>> BEGIN
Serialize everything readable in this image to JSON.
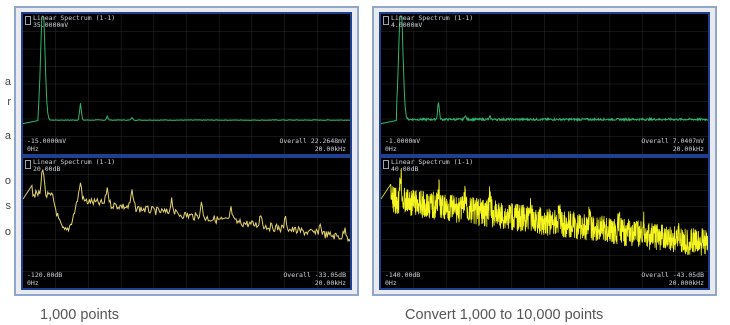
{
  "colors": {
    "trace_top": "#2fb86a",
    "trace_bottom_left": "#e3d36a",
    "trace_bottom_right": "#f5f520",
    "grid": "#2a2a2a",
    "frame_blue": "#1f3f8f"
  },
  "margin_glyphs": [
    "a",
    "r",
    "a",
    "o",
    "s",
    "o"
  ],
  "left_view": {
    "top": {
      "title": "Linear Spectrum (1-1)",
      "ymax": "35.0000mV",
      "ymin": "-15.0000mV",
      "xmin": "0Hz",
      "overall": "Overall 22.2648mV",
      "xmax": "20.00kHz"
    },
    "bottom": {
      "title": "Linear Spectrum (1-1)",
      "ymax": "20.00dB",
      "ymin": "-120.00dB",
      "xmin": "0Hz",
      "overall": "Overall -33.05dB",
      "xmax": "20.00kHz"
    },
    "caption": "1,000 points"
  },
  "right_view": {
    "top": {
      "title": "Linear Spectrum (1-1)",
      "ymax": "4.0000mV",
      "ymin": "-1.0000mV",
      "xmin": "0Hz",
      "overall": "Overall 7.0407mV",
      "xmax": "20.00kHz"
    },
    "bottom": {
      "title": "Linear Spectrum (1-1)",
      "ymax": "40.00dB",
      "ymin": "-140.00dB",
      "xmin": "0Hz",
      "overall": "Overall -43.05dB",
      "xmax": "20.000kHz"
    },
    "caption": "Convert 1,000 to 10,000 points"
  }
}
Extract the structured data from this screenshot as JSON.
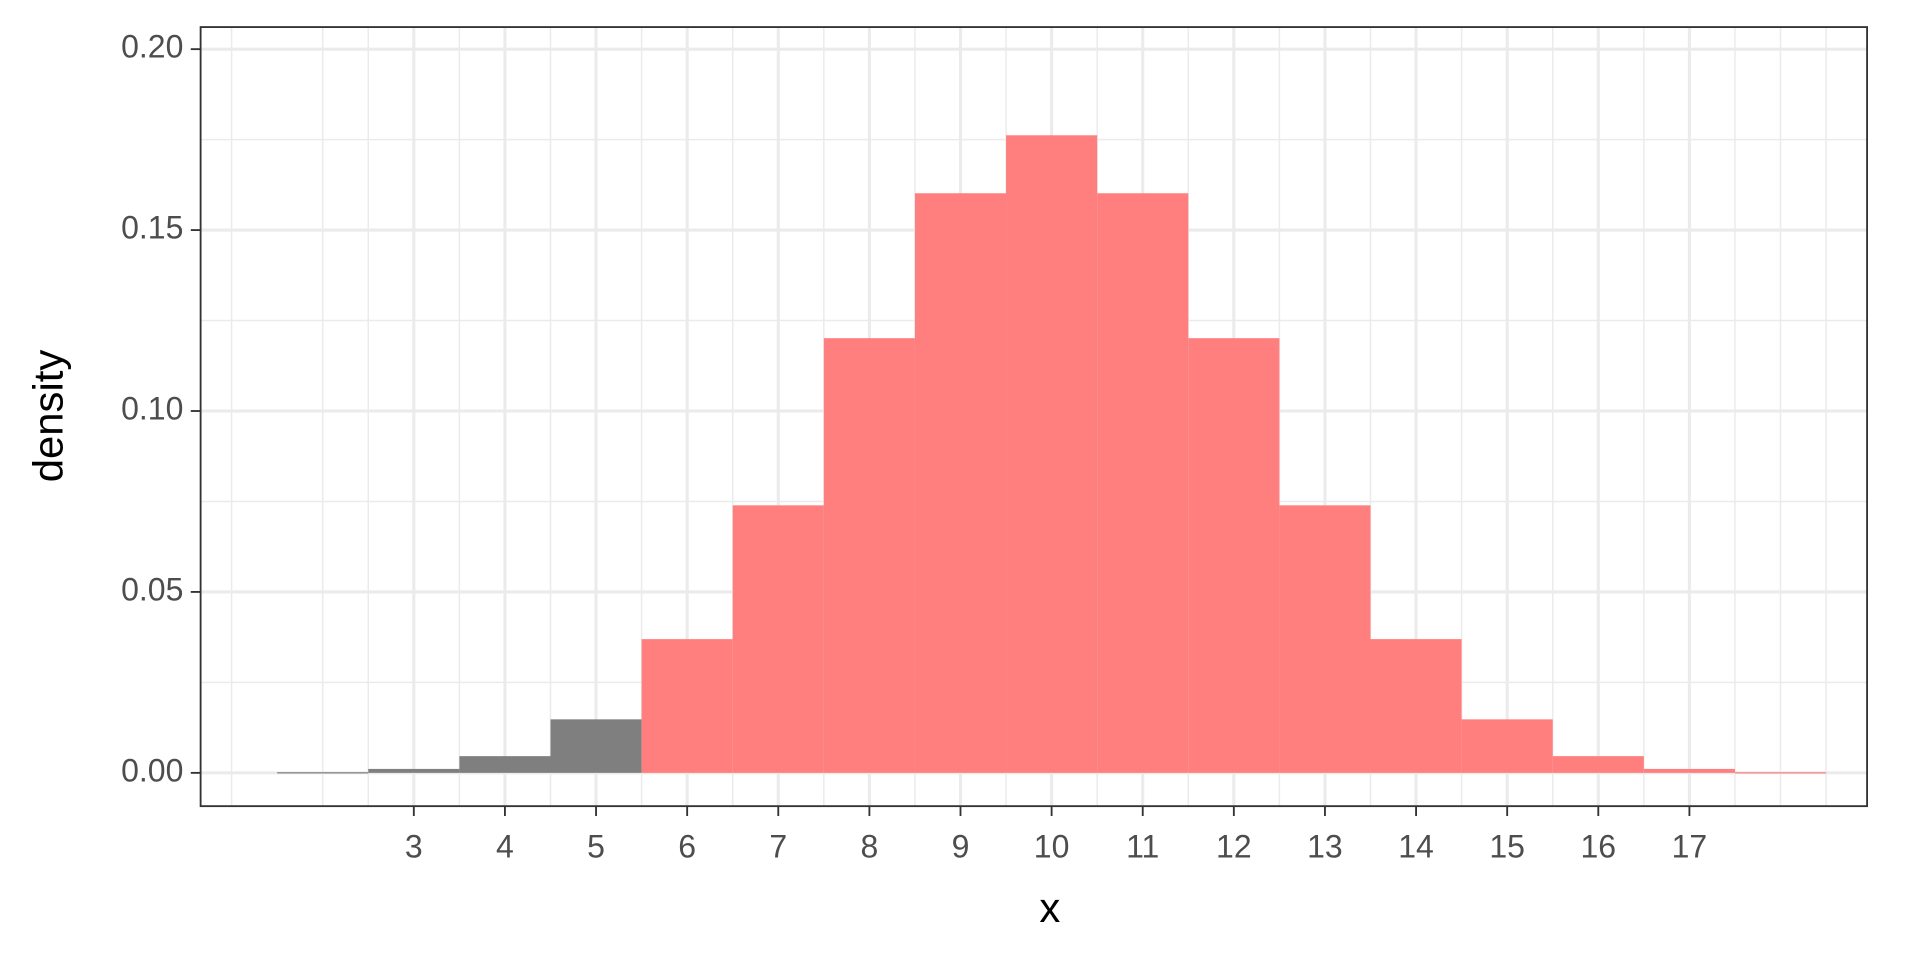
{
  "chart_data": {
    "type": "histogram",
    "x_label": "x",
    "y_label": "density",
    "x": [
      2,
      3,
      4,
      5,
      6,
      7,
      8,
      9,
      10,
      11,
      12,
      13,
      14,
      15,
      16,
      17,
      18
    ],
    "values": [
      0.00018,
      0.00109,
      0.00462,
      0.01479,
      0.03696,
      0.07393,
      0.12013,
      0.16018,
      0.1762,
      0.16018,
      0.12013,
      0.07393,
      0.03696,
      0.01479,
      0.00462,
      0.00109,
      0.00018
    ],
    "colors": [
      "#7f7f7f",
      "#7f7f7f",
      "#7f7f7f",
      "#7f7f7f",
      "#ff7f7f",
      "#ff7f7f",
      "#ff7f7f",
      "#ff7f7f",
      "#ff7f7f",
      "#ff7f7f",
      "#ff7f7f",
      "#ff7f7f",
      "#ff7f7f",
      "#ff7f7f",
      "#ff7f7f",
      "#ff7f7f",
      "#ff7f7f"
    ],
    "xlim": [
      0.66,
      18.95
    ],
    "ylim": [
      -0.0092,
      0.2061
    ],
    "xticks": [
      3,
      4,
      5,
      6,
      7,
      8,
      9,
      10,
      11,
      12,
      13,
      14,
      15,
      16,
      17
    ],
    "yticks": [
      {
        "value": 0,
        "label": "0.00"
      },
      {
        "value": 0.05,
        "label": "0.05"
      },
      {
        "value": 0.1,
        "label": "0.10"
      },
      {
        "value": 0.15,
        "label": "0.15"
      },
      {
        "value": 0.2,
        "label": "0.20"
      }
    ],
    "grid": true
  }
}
>> END
>> BEGIN
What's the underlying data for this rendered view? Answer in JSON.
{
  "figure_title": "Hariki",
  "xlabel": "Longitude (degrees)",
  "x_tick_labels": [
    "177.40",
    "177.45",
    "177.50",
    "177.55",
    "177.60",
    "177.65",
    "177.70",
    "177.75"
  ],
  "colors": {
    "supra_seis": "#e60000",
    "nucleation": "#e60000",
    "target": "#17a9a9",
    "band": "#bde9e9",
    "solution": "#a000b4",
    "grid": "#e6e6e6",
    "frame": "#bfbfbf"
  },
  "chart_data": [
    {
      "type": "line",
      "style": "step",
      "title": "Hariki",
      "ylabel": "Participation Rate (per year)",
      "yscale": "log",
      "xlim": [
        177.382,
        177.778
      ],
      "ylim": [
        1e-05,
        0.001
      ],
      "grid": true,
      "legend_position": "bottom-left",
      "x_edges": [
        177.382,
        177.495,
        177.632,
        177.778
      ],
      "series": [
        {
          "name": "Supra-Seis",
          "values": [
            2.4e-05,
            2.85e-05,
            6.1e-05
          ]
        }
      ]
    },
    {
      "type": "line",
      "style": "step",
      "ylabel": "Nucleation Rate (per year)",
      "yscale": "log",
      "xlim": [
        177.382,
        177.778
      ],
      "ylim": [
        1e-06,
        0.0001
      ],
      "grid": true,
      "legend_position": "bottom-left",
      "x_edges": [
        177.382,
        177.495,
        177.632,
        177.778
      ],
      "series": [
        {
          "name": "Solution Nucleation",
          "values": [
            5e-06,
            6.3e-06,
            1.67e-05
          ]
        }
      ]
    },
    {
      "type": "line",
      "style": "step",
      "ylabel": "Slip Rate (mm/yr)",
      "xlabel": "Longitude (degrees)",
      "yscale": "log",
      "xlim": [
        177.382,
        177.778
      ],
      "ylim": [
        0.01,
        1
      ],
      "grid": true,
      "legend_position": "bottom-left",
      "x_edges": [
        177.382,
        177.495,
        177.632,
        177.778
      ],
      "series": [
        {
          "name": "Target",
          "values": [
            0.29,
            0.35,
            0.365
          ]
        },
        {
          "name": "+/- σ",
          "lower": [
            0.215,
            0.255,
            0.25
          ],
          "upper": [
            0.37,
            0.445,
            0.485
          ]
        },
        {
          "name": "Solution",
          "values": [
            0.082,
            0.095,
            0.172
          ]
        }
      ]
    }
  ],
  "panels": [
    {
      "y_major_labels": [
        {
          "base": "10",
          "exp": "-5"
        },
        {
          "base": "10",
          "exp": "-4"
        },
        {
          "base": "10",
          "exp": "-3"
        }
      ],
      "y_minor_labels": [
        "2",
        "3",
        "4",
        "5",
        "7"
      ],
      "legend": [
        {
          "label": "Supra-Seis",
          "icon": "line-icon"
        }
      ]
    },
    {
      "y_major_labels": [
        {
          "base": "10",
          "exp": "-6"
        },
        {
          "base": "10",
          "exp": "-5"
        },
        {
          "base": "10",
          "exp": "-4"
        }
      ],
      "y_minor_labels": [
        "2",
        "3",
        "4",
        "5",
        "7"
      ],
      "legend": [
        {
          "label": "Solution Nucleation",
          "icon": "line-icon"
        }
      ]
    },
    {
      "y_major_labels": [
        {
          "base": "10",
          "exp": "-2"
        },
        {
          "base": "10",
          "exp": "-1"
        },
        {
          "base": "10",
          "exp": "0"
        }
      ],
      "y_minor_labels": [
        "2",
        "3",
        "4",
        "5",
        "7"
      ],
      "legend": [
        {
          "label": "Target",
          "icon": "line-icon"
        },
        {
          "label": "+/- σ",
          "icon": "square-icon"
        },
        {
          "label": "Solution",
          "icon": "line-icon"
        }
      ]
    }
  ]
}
>> END
>> BEGIN
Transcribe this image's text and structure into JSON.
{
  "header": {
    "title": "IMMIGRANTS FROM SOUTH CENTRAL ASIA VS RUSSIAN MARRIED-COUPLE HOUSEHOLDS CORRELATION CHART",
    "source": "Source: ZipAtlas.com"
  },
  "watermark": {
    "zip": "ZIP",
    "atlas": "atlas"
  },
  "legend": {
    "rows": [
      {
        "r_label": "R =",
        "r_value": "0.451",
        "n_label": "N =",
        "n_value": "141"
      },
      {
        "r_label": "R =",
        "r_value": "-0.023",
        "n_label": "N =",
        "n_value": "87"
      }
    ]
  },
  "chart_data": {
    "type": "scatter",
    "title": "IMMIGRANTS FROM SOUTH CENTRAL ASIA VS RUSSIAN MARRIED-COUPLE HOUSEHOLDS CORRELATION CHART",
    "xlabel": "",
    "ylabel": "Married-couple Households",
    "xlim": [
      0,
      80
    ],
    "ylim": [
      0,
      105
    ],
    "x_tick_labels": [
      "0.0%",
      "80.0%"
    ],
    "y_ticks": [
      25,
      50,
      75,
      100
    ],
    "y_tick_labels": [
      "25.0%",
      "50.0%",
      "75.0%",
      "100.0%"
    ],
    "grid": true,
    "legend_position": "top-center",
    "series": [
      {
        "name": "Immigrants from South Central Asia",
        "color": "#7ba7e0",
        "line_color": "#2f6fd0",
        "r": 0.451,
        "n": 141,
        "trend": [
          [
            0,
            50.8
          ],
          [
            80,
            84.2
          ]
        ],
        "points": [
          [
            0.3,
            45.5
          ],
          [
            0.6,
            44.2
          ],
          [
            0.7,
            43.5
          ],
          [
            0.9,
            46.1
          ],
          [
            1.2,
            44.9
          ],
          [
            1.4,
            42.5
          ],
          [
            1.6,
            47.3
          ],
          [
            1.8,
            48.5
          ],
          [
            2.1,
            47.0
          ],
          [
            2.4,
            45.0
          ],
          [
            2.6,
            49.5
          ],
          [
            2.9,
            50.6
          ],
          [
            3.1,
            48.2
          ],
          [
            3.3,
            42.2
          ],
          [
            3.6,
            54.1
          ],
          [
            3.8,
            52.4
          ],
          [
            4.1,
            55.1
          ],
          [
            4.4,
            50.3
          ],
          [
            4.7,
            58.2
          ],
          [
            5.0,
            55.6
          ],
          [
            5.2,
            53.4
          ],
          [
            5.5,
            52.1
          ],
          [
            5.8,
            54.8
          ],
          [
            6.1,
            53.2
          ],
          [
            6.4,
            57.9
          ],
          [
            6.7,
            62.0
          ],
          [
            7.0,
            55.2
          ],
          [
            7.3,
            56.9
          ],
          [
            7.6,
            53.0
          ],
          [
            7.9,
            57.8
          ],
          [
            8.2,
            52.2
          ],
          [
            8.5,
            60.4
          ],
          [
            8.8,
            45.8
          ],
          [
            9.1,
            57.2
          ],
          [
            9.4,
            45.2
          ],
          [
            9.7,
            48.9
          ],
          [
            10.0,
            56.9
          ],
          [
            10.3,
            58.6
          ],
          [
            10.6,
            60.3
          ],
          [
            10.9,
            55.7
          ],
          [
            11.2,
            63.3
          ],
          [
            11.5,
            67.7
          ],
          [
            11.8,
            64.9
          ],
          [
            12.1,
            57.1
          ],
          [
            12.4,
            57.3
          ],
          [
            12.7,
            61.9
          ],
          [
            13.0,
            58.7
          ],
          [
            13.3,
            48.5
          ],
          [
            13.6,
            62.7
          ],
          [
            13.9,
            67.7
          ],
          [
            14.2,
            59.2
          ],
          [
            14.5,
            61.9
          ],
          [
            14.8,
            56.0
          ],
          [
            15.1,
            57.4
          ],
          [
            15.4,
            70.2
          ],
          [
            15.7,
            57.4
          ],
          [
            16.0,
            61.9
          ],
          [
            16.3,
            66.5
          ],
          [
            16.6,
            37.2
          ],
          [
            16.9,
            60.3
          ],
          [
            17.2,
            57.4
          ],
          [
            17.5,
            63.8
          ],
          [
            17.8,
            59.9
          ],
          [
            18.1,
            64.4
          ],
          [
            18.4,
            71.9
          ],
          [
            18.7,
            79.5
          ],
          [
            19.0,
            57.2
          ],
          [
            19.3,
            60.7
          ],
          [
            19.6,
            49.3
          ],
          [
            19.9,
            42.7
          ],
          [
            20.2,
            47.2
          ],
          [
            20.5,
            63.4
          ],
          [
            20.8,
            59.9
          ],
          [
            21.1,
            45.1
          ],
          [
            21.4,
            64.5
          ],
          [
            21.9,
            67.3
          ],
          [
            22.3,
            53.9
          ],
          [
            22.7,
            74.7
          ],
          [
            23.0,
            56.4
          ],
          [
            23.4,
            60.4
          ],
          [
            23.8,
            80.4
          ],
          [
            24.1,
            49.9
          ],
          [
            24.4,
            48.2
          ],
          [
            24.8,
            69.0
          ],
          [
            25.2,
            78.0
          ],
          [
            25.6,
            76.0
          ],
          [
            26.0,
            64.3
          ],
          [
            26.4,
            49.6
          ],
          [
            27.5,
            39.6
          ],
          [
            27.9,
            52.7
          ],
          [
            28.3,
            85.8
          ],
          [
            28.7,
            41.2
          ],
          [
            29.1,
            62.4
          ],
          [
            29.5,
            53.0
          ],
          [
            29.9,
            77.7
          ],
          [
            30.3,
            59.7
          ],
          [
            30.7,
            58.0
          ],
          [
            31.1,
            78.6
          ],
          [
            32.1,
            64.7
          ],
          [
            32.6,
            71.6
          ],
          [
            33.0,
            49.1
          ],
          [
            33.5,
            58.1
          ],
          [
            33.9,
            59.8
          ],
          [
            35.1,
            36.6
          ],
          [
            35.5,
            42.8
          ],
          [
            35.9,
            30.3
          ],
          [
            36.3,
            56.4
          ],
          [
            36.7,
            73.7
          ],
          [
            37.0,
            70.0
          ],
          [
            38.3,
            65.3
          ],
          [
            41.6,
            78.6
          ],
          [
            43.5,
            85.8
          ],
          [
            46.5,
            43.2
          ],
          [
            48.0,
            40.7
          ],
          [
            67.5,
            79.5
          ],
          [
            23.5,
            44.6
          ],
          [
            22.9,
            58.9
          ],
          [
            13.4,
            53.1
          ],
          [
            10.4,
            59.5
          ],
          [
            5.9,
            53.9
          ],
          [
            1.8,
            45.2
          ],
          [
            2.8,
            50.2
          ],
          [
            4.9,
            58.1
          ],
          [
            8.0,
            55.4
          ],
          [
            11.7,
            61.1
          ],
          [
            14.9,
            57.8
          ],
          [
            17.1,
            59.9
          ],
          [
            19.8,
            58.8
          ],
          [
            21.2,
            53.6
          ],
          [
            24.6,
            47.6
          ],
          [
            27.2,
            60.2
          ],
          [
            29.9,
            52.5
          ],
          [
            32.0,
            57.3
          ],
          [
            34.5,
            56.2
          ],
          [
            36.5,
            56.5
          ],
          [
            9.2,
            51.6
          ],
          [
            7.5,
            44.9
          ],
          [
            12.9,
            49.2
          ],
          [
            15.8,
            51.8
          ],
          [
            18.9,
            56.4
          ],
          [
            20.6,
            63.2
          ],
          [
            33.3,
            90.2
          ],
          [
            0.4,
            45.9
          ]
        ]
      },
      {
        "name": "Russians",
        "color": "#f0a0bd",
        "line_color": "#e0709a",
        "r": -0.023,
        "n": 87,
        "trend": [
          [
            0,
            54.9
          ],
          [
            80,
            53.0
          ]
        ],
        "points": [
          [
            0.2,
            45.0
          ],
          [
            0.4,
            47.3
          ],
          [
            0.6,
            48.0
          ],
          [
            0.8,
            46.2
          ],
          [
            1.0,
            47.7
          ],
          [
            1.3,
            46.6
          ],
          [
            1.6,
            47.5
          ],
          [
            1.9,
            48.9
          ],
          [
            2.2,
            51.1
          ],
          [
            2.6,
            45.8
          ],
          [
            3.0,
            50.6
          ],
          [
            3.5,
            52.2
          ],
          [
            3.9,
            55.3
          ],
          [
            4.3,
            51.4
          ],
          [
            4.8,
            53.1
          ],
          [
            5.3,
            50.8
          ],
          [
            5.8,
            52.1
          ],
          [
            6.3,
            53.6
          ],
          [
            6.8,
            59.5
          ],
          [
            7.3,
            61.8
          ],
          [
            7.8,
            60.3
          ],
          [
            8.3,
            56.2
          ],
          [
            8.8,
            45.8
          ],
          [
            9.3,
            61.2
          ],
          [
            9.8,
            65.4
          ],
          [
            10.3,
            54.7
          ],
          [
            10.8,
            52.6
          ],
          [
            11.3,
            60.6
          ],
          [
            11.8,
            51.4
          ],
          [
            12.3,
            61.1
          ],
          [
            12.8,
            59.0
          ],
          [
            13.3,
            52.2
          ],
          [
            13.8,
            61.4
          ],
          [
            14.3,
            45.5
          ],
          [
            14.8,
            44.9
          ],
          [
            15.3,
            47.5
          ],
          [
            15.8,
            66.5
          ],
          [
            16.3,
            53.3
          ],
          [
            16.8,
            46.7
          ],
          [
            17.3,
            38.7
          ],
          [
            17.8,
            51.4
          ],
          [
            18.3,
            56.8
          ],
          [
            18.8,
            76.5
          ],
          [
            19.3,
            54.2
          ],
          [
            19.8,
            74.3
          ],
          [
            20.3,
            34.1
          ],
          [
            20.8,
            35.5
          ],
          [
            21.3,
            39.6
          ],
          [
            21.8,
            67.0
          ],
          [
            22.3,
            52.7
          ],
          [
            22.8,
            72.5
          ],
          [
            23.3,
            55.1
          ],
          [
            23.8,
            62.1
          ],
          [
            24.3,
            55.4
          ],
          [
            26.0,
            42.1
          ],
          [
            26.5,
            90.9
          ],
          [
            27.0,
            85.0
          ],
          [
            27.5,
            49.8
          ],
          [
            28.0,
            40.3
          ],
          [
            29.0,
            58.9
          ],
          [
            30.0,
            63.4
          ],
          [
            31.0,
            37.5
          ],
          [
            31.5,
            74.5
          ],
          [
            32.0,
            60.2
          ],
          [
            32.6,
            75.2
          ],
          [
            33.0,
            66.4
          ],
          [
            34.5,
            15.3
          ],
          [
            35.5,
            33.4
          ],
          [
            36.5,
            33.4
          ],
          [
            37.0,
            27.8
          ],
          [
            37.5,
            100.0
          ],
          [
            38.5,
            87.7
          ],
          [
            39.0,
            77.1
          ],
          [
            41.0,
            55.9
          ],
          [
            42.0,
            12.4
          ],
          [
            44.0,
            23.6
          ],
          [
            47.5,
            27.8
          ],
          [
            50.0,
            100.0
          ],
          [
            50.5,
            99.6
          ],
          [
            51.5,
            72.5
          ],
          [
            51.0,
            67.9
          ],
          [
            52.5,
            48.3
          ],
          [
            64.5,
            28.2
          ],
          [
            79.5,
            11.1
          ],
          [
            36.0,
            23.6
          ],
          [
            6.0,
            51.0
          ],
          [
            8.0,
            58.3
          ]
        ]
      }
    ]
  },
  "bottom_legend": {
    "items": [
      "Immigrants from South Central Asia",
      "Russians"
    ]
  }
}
>> END
# Exercise details
Count the lines in the entries above that include the string "Rate", then give only that figure.

# Correct answer
3